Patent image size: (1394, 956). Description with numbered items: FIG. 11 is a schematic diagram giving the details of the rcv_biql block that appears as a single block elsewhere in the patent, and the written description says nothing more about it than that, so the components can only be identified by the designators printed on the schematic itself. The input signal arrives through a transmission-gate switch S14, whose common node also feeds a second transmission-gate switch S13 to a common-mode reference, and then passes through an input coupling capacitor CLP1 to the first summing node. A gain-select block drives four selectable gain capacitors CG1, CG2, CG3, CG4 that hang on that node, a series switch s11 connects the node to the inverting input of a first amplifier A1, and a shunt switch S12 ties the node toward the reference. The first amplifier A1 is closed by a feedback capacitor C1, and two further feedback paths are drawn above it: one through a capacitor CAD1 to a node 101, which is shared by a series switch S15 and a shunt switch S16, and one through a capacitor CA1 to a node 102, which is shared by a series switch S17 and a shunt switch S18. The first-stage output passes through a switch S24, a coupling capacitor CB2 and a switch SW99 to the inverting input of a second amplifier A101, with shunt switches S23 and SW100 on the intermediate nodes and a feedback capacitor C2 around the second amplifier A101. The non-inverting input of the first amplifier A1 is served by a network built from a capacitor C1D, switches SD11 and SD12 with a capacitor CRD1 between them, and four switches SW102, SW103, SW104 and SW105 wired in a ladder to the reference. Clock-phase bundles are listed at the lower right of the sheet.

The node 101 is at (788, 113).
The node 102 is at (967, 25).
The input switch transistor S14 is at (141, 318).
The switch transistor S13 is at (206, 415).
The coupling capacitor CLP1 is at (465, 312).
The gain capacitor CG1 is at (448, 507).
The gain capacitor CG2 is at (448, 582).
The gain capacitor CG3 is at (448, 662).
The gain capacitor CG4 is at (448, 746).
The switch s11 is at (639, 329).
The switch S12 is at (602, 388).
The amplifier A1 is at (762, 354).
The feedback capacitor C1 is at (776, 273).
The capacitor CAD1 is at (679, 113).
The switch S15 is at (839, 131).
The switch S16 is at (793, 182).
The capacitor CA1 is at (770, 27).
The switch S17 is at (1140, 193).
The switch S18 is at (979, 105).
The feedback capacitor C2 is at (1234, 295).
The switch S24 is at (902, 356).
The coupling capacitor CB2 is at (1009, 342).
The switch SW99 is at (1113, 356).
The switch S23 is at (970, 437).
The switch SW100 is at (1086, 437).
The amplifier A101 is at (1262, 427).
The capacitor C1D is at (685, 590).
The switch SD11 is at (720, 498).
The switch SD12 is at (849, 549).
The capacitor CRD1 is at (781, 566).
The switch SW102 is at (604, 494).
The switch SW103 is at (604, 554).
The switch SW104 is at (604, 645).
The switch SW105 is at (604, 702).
********
Objective: Convert every line of the items above into a numbered list, omitting blank lines.

Response below:
1. Patent image size: (1394, 956). Description with numbered items: FIG. 11 is a schematic diagram giving the details of the rcv_biql block that appears as a single block elsewhere in the patent, and the written description says nothing more about it than that, so the components can only be identified by the designators printed on the schematic itself. The input signal arrives through a transmission-gate switch S14, whose common node also feeds a second transmission-gate switch S13 to a common-mode reference, and then passes through an input coupling capacitor CLP1 to the first summing node. A gain-select block drives four selectable gain capacitors CG1, CG2, CG3, CG4 that hang on that node, a series switch s11 connects the node to the inverting input of a first amplifier A1, and a shunt switch S12 ties the node toward the reference. The first amplifier A1 is closed by a feedback capacitor C1, and two further feedback paths are drawn above it: one through a capacitor CAD1 to a node 101, which is shared by a series switch S15 and a shunt switch S16, and one through a capacitor CA1 to a node 102, which is shared by a series switch S17 and a shunt switch S18. The first-stage output passes through a switch S24, a coupling capacitor CB2 and a switch SW99 to the inverting input of a second amplifier A101, with shunt switches S23 and SW100 on the intermediate nodes and a feedback capacitor C2 around the second amplifier A101. The non-inverting input of the first amplifier A1 is served by a network built from a capacitor C1D, switches SD11 and SD12 with a capacitor CRD1 between them, and four switches SW102, SW103, SW104 and SW105 wired in a ladder to the reference. Clock-phase bundles are listed at the lower right of the sheet.
2. The node 101 is at (788, 113).
3. The node 102 is at (967, 25).
4. The input switch transistor S14 is at (141, 318).
5. The switch transistor S13 is at (206, 415).
6. The coupling capacitor CLP1 is at (465, 312).
7. The gain capacitor CG1 is at (448, 507).
8. The gain capacitor CG2 is at (448, 582).
9. The gain capacitor CG3 is at (448, 662).
10. The gain capacitor CG4 is at (448, 746).
11. The switch s11 is at (639, 329).
12. The switch S12 is at (602, 388).
13. The amplifier A1 is at (762, 354).
14. The feedback capacitor C1 is at (776, 273).
15. The capacitor CAD1 is at (679, 113).
16. The switch S15 is at (839, 131).
17. The switch S16 is at (793, 182).
18. The capacitor CA1 is at (770, 27).
19. The switch S17 is at (1140, 193).
20. The switch S18 is at (979, 105).
21. The feedback capacitor C2 is at (1234, 295).
22. The switch S24 is at (902, 356).
23. The coupling capacitor CB2 is at (1009, 342).
24. The switch SW99 is at (1113, 356).
25. The switch S23 is at (970, 437).
26. The switch SW100 is at (1086, 437).
27. The amplifier A101 is at (1262, 427).
28. The capacitor C1D is at (685, 590).
29. The switch SD11 is at (720, 498).
30. The switch SD12 is at (849, 549).
31. The capacitor CRD1 is at (781, 566).
32. The switch SW102 is at (604, 494).
33. The switch SW103 is at (604, 554).
34. The switch SW104 is at (604, 645).
35. The switch SW105 is at (604, 702).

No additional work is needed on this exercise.